Task description: Locate the string "ConfiguredExtentBasedOn" throughout the material and copy every line in which it occurs.

Task material:

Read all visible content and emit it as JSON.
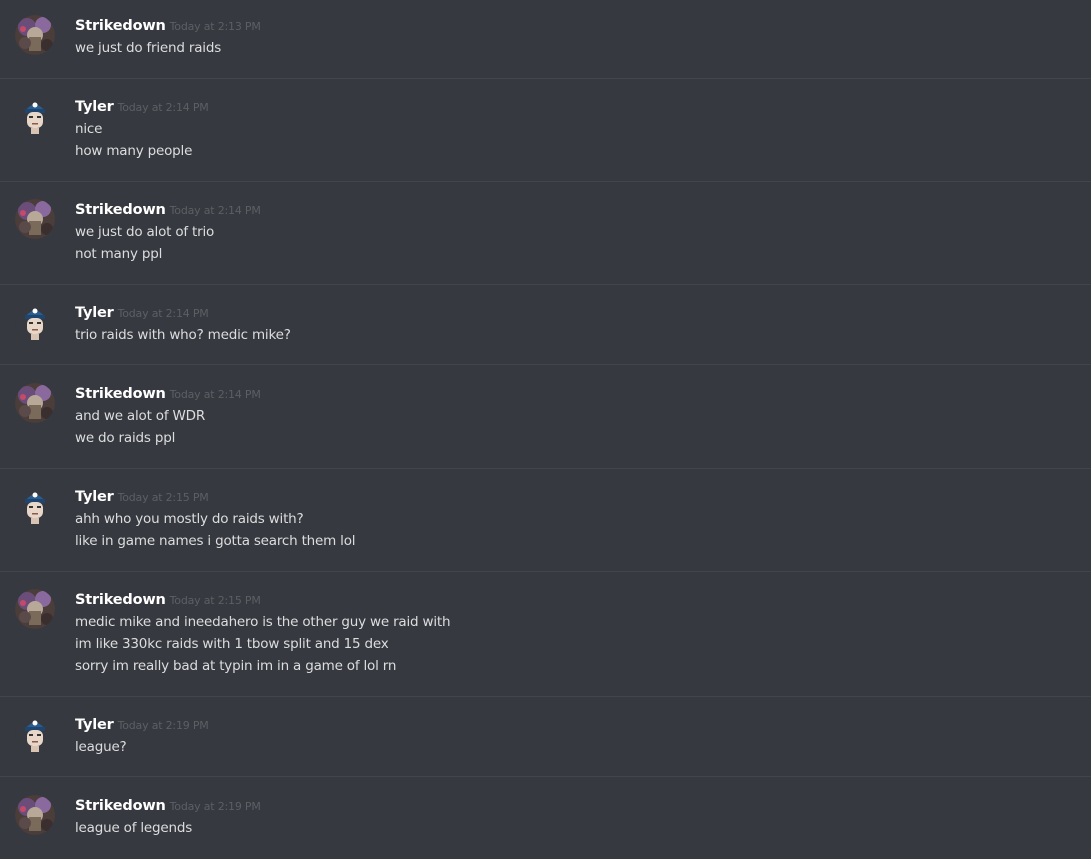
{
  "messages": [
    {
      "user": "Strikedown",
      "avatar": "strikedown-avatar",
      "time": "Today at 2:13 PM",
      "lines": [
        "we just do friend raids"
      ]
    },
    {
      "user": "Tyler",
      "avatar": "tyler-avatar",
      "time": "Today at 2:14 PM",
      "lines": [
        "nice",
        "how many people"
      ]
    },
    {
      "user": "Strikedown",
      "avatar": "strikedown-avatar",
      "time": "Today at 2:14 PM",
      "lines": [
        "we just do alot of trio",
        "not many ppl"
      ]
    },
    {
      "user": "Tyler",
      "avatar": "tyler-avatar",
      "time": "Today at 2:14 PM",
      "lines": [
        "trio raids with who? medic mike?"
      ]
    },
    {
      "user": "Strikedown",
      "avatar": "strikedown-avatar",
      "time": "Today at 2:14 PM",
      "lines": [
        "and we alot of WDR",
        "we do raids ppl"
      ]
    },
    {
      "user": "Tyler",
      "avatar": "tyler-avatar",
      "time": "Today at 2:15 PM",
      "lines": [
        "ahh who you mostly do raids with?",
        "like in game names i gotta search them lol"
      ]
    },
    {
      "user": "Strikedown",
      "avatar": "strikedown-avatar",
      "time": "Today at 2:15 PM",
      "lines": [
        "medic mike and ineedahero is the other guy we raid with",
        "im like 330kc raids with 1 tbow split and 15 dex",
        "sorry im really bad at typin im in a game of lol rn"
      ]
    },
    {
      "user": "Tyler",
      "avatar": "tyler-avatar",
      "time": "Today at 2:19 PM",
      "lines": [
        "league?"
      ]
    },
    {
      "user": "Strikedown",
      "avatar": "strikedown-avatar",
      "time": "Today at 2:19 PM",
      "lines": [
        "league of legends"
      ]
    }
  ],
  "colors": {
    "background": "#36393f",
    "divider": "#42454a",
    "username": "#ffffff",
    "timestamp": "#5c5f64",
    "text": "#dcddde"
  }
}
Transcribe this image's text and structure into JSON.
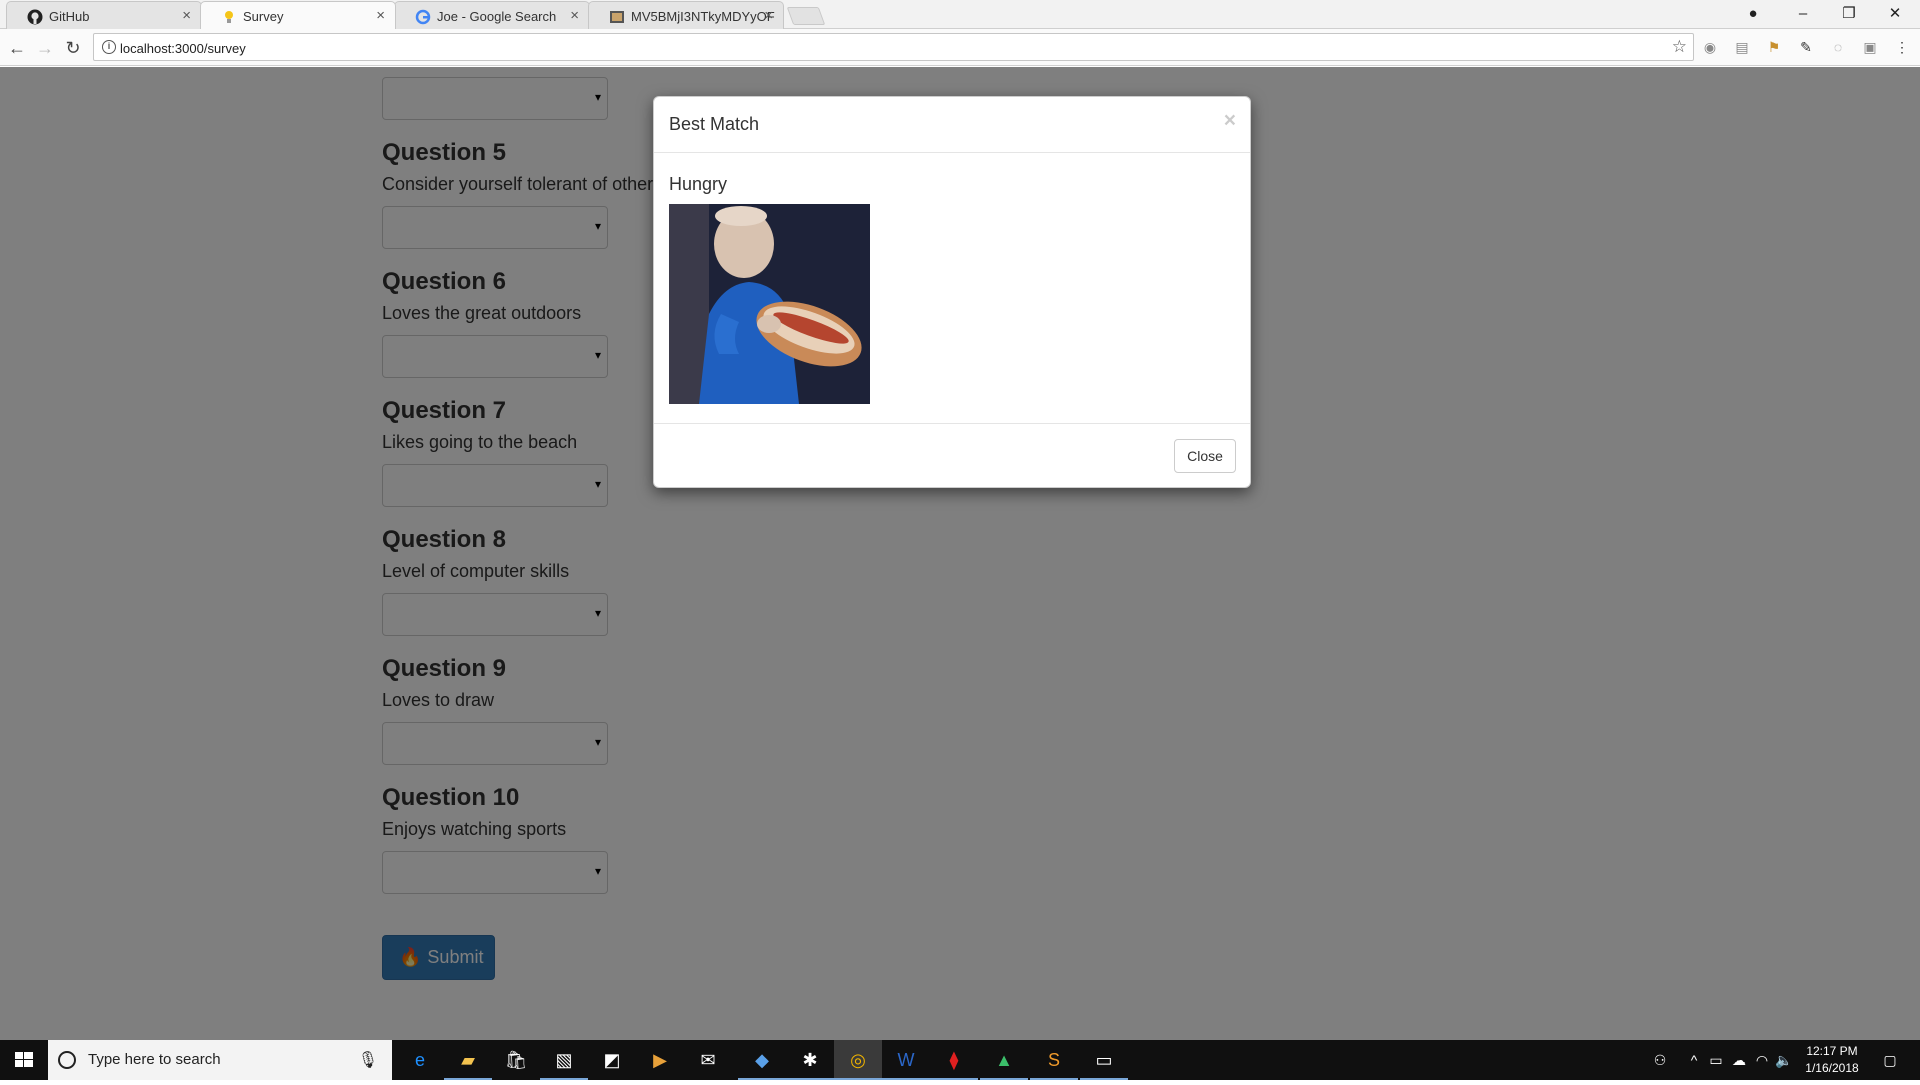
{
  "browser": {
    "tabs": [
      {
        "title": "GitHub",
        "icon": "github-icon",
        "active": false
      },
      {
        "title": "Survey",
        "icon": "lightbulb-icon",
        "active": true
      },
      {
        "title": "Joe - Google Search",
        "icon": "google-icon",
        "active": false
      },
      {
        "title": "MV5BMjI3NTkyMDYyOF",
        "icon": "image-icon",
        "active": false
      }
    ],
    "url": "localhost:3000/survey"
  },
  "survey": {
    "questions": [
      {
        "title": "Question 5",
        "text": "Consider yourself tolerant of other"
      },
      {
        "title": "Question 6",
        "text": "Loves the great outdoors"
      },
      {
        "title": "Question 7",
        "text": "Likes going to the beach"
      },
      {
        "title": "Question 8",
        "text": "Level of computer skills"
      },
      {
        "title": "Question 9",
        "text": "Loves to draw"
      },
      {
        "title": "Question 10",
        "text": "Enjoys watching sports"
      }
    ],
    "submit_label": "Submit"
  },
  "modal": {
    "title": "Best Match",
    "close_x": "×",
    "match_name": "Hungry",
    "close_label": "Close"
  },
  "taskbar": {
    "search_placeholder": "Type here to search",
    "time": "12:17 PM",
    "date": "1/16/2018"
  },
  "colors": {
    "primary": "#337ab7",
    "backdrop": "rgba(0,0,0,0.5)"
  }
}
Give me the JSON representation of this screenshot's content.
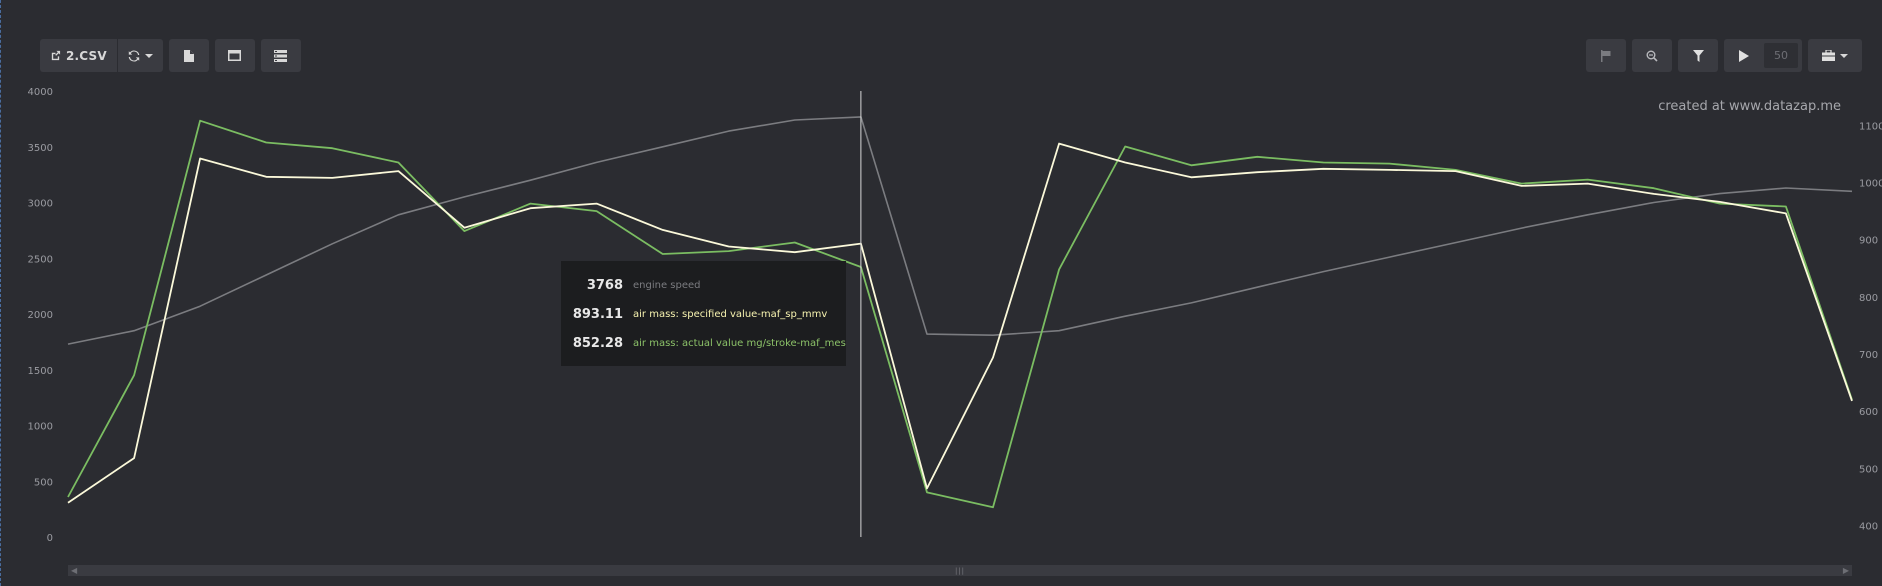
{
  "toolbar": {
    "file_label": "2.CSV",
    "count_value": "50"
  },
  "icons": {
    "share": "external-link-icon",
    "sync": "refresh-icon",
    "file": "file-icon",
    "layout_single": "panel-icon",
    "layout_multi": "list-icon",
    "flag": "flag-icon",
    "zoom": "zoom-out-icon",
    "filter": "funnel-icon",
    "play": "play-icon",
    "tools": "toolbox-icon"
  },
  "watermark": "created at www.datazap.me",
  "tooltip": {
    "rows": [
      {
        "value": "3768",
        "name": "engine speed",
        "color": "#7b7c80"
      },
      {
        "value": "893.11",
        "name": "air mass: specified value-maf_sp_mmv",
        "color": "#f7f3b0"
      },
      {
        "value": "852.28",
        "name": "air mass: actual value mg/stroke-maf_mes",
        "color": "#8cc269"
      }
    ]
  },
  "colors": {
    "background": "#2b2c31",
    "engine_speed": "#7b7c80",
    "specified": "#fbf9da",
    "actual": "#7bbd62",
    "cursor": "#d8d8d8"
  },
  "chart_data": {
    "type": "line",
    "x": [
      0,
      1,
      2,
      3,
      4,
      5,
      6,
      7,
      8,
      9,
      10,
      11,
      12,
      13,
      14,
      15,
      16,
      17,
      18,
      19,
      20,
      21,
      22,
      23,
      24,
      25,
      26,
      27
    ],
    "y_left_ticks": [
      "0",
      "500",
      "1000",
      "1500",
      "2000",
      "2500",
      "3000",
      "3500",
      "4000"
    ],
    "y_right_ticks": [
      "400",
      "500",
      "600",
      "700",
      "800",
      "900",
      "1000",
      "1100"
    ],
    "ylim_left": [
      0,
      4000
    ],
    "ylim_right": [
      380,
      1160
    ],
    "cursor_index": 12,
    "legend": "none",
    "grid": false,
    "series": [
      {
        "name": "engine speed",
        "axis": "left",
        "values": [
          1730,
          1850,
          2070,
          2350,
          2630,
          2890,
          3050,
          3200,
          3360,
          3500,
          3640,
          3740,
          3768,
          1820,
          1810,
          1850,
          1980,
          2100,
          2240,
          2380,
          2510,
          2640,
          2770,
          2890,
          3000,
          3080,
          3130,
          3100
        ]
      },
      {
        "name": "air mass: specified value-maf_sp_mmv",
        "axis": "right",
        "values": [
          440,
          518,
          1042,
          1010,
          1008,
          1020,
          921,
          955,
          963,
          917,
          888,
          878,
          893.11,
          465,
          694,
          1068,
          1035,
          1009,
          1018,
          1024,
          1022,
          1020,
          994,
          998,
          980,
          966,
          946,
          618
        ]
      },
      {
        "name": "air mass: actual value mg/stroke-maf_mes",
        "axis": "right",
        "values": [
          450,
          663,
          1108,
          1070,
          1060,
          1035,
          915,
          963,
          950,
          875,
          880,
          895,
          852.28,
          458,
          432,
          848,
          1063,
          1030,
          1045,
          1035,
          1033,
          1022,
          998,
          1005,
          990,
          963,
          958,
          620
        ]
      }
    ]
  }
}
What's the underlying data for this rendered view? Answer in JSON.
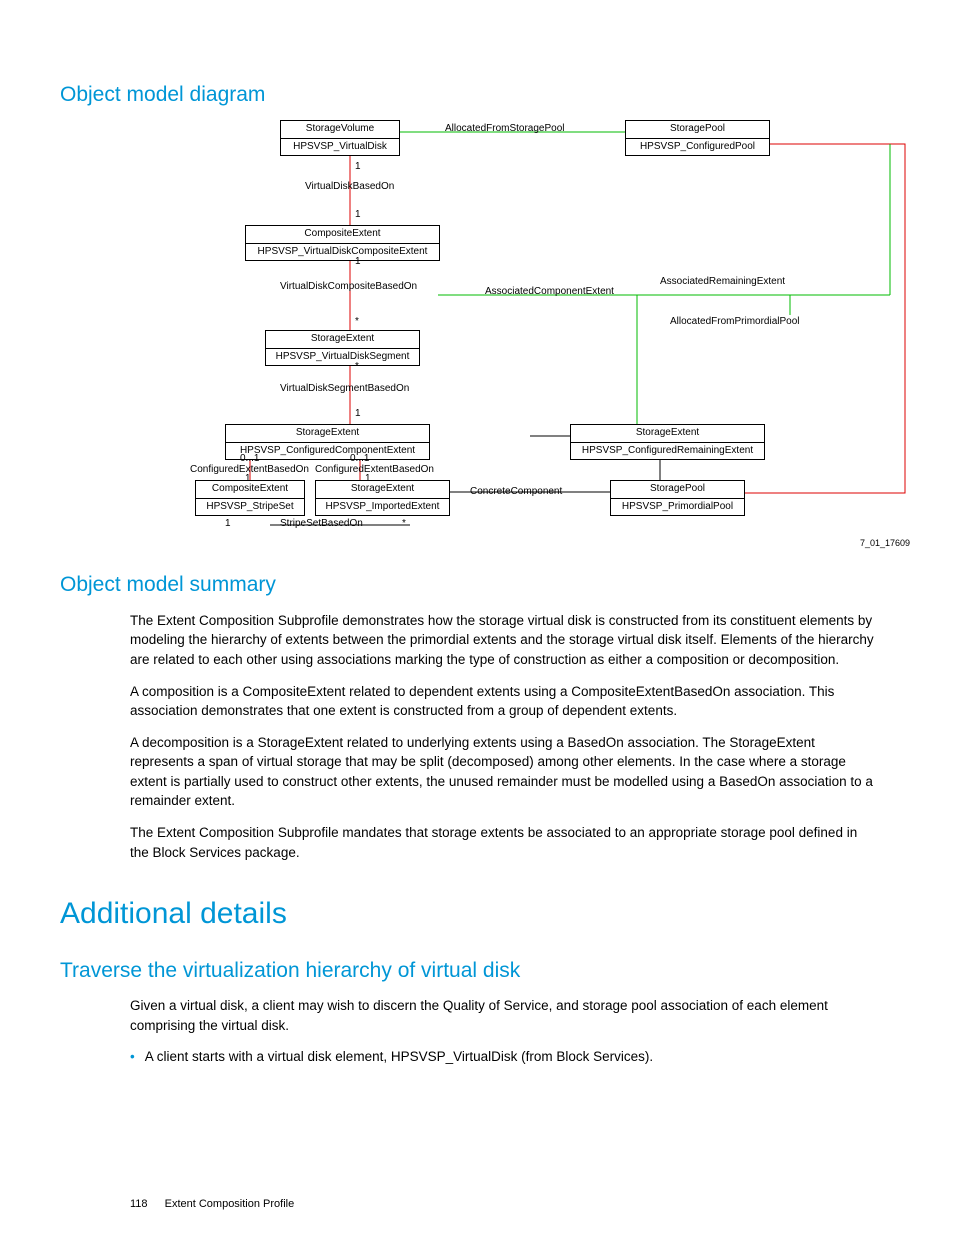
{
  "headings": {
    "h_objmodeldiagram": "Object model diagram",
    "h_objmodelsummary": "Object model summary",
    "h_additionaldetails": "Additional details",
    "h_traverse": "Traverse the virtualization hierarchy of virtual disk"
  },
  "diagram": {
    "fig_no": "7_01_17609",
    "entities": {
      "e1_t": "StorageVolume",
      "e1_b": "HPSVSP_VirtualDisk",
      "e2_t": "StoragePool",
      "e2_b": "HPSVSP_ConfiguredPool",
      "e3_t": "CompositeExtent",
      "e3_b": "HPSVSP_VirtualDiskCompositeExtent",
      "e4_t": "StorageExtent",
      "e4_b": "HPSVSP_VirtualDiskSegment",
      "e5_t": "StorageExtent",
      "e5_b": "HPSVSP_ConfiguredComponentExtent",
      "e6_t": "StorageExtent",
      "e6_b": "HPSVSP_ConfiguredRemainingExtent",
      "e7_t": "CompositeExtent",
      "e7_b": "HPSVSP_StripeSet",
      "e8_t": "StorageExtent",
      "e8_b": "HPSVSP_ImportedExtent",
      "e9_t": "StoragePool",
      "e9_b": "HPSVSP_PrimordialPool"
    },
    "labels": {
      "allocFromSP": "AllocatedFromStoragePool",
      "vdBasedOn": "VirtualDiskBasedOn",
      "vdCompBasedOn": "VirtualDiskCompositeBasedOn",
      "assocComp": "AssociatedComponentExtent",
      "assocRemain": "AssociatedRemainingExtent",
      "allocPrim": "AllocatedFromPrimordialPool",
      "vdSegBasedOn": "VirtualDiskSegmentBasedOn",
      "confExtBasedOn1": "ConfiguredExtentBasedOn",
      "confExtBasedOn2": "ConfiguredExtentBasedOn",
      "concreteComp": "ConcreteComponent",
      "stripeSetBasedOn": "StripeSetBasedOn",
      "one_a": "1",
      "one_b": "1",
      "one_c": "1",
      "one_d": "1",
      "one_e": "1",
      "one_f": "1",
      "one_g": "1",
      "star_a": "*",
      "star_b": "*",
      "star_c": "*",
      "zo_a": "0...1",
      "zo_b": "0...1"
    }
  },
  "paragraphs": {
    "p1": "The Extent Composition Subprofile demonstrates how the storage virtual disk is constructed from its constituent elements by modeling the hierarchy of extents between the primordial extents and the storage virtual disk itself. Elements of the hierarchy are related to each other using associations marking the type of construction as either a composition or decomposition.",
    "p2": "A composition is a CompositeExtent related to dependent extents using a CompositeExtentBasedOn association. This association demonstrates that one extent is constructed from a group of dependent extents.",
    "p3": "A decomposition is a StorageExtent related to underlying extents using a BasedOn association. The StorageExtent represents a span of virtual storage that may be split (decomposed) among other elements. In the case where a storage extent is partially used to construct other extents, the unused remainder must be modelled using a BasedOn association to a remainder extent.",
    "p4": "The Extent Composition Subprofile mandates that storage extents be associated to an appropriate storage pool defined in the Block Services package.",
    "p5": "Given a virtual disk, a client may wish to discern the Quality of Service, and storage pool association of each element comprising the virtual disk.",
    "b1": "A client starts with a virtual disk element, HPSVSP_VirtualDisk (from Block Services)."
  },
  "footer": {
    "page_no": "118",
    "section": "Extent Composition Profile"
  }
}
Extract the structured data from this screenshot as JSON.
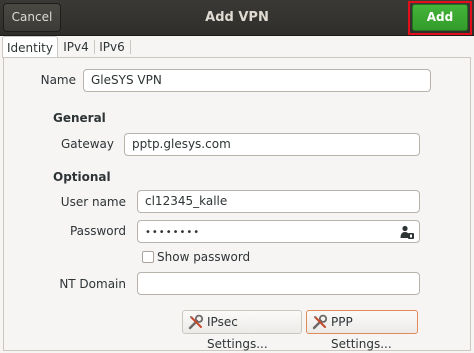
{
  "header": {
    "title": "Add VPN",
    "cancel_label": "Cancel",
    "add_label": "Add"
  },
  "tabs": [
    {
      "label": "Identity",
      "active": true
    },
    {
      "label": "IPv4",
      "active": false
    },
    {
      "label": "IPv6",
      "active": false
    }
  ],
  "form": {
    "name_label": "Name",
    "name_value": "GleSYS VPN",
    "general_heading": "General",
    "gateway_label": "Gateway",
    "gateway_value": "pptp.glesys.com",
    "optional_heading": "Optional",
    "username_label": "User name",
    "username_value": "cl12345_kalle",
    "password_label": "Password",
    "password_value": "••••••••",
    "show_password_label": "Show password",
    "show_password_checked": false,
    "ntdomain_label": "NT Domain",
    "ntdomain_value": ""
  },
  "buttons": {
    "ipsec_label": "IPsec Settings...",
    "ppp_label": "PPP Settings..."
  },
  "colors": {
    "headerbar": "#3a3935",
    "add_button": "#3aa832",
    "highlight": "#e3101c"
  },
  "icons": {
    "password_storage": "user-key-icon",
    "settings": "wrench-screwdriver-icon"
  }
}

Finished answer:
      "confExtBasedOn1": "ConfiguredExtentBasedOn",
      "confExtBasedOn2": "ConfiguredExtentBasedOn",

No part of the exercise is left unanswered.